- [Figure collection entries]:
┄┄┄┄┄┄┄┄┄┄┄┄┄┄┄┄┄┄┄┄

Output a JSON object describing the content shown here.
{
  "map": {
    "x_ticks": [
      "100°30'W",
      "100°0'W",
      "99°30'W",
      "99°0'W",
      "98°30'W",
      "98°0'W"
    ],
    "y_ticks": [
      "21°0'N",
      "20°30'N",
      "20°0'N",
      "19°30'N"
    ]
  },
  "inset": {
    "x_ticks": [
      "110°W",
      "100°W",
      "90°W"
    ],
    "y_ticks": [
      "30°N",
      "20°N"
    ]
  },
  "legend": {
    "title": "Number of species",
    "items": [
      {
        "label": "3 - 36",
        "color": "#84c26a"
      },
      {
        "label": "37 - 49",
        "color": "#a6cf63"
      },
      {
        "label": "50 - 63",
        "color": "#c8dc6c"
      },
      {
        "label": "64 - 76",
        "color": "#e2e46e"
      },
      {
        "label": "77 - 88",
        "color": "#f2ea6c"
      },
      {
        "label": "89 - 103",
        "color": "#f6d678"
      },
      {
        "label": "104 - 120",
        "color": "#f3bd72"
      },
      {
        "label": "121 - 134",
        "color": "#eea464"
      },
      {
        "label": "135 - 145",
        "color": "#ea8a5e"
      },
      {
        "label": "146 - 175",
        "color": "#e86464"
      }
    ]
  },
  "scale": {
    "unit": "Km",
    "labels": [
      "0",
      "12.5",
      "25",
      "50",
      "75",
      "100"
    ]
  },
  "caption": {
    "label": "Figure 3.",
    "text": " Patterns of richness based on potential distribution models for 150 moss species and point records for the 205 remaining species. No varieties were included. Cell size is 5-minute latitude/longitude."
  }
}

┄┄┄┄┄┄┄┄┄┄┄┄┄┄┄┄┄┄┄┄

- [Your task]:
Return all of the data precisely as it appears.

- [Result]:
Output a JSON object describing the content shown here.
{
  "map": {
    "x_ticks": [
      "100°30'W",
      "100°0'W",
      "99°30'W",
      "99°0'W",
      "98°30'W",
      "98°0'W"
    ],
    "y_ticks": [
      "21°0'N",
      "20°30'N",
      "20°0'N",
      "19°30'N"
    ]
  },
  "inset": {
    "x_ticks": [
      "110°W",
      "100°W",
      "90°W"
    ],
    "y_ticks": [
      "30°N",
      "20°N"
    ]
  },
  "legend": {
    "title": "Number of species",
    "items": [
      {
        "label": "3 - 36",
        "color": "#84c26a"
      },
      {
        "label": "37 - 49",
        "color": "#a6cf63"
      },
      {
        "label": "50 - 63",
        "color": "#c8dc6c"
      },
      {
        "label": "64 - 76",
        "color": "#e2e46e"
      },
      {
        "label": "77 - 88",
        "color": "#f2ea6c"
      },
      {
        "label": "89 - 103",
        "color": "#f6d678"
      },
      {
        "label": "104 - 120",
        "color": "#f3bd72"
      },
      {
        "label": "121 - 134",
        "color": "#eea464"
      },
      {
        "label": "135 - 145",
        "color": "#ea8a5e"
      },
      {
        "label": "146 - 175",
        "color": "#e86464"
      }
    ]
  },
  "scale": {
    "unit": "Km",
    "labels": [
      "0",
      "12.5",
      "25",
      "50",
      "75",
      "100"
    ]
  },
  "caption": {
    "label": "Figure 3.",
    "text": " Patterns of richness based on potential distribution models for 150 moss species and point records for the 205 remaining species. No varieties were included. Cell size is 5-minute latitude/longitude."
  }
}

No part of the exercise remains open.